▶ **PROVIDED MATERIAL**:
:::
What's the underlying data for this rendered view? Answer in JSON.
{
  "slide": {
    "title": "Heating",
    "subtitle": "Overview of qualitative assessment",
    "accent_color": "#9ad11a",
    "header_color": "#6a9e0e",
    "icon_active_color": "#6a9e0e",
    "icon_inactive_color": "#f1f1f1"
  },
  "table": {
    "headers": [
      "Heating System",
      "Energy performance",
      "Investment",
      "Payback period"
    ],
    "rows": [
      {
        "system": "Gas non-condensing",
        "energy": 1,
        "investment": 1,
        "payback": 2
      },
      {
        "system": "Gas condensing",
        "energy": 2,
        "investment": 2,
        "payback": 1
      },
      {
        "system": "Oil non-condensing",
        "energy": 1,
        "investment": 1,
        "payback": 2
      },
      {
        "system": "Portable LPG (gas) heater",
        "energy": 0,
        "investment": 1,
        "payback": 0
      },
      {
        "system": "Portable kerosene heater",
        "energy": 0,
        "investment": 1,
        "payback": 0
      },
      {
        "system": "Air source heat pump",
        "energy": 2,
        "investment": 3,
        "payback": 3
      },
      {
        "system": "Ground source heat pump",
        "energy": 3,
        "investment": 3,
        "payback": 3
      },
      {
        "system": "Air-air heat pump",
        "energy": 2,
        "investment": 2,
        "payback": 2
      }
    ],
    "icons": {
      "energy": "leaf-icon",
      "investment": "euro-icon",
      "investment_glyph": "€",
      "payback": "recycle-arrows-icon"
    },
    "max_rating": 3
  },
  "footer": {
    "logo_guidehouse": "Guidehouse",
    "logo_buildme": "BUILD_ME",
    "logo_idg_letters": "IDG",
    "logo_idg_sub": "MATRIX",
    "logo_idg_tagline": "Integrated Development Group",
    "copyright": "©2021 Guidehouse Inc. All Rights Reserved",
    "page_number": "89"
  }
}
:::
▶ **JOB**:
Among the records above, find each line holding the string "pump" and pull it out.

▶ **TASK RESPONSE**:
        "system": "Air source heat pump",
        "system": "Ground source heat pump",
        "system": "Air-air heat pump",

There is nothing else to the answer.